Written task 1: Please duplicate the part of the dividend equivalents clause starting with "Restricted Stock Units) of" and going on through "Restricted Stock Units.".
Written task 2: List each labeled term in the formula of the dividend equivalents clause, giving its label and its wording.

6.    Dividend Equivalents. In the event that a dividend becomes payable on the Common Shares prior to the settlement date of the Restricted Stock Units granted hereunder, then on the payment date for such dividend, the Grantee's book-entry account in respect of such Restricted Stock Units shall be credited with additional Restricted Stock Units (including fractional

Restricted Stock Units) of the same kind as credited in the Grantee's book-entry account, the number of which shall be determined by dividing (i) the amount determined by multiplying
(a) the number of Restricted Stock Units in the Grantee's book-entry account (whether vested or unvested) on the record date for the payment of such dividend by (b) the dividend paid per Common Share, by (ii) the Fair Market Value of a Common Share on the dividend payment date for such dividend, in each case, with fractions computed to two decimal places. Such additional Restricted Stock Units (including fractional Restricted Stock Units), if credited, shall vest on the same basis as the underlying Restricted Stock Units.

Data provided:
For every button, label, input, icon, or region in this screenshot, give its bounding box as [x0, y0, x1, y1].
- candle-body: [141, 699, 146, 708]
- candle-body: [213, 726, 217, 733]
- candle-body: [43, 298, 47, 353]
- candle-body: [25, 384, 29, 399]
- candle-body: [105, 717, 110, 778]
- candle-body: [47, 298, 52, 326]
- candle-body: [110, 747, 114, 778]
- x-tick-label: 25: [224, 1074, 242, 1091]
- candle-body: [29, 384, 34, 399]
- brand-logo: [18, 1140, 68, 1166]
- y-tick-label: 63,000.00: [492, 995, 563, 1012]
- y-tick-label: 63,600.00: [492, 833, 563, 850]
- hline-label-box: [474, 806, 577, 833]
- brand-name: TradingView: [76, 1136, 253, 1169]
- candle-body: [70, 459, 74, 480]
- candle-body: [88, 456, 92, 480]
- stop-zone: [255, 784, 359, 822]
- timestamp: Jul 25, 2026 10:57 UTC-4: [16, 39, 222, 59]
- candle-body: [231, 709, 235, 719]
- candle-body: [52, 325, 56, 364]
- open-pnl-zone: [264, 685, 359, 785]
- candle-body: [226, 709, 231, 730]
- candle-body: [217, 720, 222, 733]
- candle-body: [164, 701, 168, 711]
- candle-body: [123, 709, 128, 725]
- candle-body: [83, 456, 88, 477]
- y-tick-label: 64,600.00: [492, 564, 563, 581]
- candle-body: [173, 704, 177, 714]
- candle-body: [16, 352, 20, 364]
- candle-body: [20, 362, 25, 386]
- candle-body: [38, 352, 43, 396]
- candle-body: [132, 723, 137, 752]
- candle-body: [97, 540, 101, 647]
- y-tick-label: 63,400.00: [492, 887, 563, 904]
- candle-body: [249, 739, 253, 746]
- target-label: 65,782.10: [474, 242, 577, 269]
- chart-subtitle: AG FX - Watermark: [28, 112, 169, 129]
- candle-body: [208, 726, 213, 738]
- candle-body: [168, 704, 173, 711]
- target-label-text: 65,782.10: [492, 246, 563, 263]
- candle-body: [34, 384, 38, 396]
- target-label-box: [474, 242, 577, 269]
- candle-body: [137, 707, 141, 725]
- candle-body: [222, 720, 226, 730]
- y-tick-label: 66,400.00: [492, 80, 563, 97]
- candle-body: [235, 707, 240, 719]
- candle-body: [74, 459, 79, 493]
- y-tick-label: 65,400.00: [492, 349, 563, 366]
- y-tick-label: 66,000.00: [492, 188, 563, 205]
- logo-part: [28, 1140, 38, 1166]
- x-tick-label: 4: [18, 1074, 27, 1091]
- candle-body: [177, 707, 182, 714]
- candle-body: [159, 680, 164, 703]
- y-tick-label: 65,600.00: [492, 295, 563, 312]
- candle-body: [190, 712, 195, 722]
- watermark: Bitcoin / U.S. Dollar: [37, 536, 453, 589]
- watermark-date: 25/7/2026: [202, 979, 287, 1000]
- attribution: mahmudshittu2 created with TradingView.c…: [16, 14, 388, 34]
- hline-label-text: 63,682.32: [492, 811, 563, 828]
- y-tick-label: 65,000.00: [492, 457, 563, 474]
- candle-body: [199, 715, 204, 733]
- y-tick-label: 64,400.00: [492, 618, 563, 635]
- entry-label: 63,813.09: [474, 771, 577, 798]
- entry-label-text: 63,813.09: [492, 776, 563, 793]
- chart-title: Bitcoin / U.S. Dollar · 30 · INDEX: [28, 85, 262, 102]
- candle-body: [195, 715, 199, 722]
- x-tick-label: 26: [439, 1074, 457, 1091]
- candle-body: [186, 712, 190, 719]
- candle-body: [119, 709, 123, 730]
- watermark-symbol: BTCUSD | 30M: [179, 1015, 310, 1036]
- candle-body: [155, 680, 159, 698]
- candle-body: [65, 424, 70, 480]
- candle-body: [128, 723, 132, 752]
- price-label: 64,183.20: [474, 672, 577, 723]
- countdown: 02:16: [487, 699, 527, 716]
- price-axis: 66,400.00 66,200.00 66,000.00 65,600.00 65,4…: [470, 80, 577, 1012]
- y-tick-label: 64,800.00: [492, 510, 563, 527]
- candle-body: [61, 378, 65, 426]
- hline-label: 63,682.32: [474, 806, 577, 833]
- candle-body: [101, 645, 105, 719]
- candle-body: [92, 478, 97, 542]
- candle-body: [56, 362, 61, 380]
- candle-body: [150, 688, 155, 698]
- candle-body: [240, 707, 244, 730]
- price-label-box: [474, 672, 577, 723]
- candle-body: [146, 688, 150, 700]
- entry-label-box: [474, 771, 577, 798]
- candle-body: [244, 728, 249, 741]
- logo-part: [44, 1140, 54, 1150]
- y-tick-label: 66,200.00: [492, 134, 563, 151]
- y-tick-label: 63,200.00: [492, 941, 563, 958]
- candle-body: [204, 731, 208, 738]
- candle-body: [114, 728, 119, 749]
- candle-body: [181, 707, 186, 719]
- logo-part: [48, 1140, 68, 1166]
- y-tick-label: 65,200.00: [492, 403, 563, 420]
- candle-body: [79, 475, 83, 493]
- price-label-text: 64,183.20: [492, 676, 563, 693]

Exercise result 1:
Restricted Stock Units) of the same kind as credited in the Grantee's book-entry account, the number of which shall be determined by dividing (i) the amount determined by multiplying
(a) the number of Restricted Stock Units in the Grantee's book-entry account (whether vested or unvested) on the record date for the payment of such dividend by (b) the dividend paid per Common Share, by (ii) the Fair Market Value of a Common Share on the dividend payment date for such dividend, in each case, with fractions computed to two decimal places. Such additional Restricted Stock Units (including fractional Restricted Stock Units), if credited, shall vest on the same basis as the underlying Restricted Stock Units.

Exercise result 2:
(i) the amount determined by multiplying (a) by (b)
(a) the number of Restricted Stock Units in the Grantee's book-entry account (whether vested or unvested) on the record date for the payment of such dividend
(b) the dividend paid per Common Share
(ii) the Fair Market Value of a Common Share on the dividend payment date for such dividend